_Goal_
Return the listing below unchanged, minus its pictures.

_Dataset content_
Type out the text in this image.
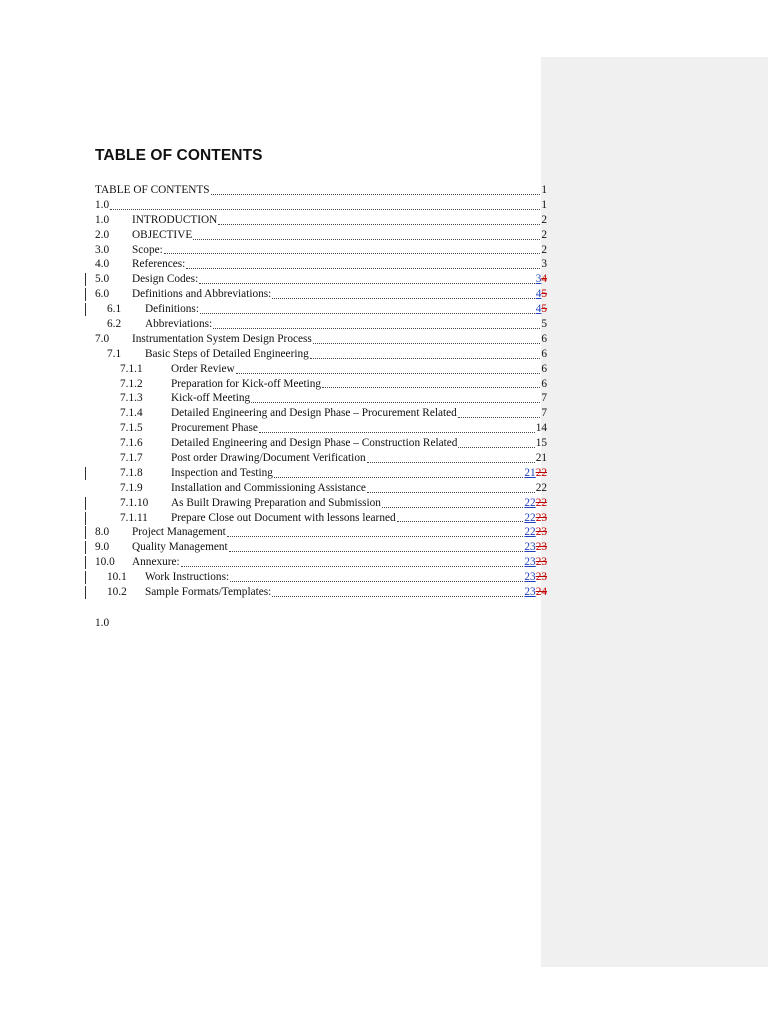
TABLE OF CONTENTS
TABLE OF CONTENTS	1
1.0	1
1.0	INTRODUCTION	2
2.0	OBJECTIVE	2
3.0	Scope:	2
4.0	References:	3
5.0	Design Codes:	34
6.0	Definitions and Abbreviations:	45
6.1	Definitions:	45
6.2	Abbreviations:	5
7.0	Instrumentation System Design Process	6
7.1	Basic Steps of Detailed Engineering	6
7.1.1	Order Review	6
7.1.2	Preparation for Kick-off Meeting	6
7.1.3	Kick-off Meeting	7
7.1.4	Detailed Engineering and Design Phase – Procurement Related	7
7.1.5	Procurement Phase	14
7.1.6	Detailed Engineering and Design Phase – Construction Related	15
7.1.7	Post order Drawing/Document Verification	21
7.1.8	Inspection and Testing	2122
7.1.9	Installation and Commissioning Assistance	22
7.1.10	As Built Drawing Preparation and Submission	2222
7.1.11	Prepare Close out Document with lessons learned	2223
8.0	Project Management	2223
9.0	Quality Management	2323
10.0	Annexure:	2323
10.1	Work Instructions:	2323
10.2	Sample Formats/Templates:	2324
1.0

_Written solution_
Type out the text in this image.
TABLE OF CONTENTS
TABLE OF CONTENTS	1
1.0	1
1.0	INTRODUCTION	2
2.0	OBJECTIVE	2
3.0	Scope:	2
4.0	References:	3
5.0	Design Codes:	34
6.0	Definitions and Abbreviations:	45
6.1	Definitions:	45
6.2	Abbreviations:	5
7.0	Instrumentation System Design Process	6
7.1	Basic Steps of Detailed Engineering	6
7.1.1	Order Review	6
7.1.2	Preparation for Kick-off Meeting	6
7.1.3	Kick-off Meeting	7
7.1.4	Detailed Engineering and Design Phase – Procurement Related	7
7.1.5	Procurement Phase	14
7.1.6	Detailed Engineering and Design Phase – Construction Related	15
7.1.7	Post order Drawing/Document Verification	21
7.1.8	Inspection and Testing	2122
7.1.9	Installation and Commissioning Assistance	22
7.1.10	As Built Drawing Preparation and Submission	2222
7.1.11	Prepare Close out Document with lessons learned	2223
8.0	Project Management	2223
9.0	Quality Management	2323
10.0	Annexure:	2323
10.1	Work Instructions:	2323
10.2	Sample Formats/Templates:	2324
1.0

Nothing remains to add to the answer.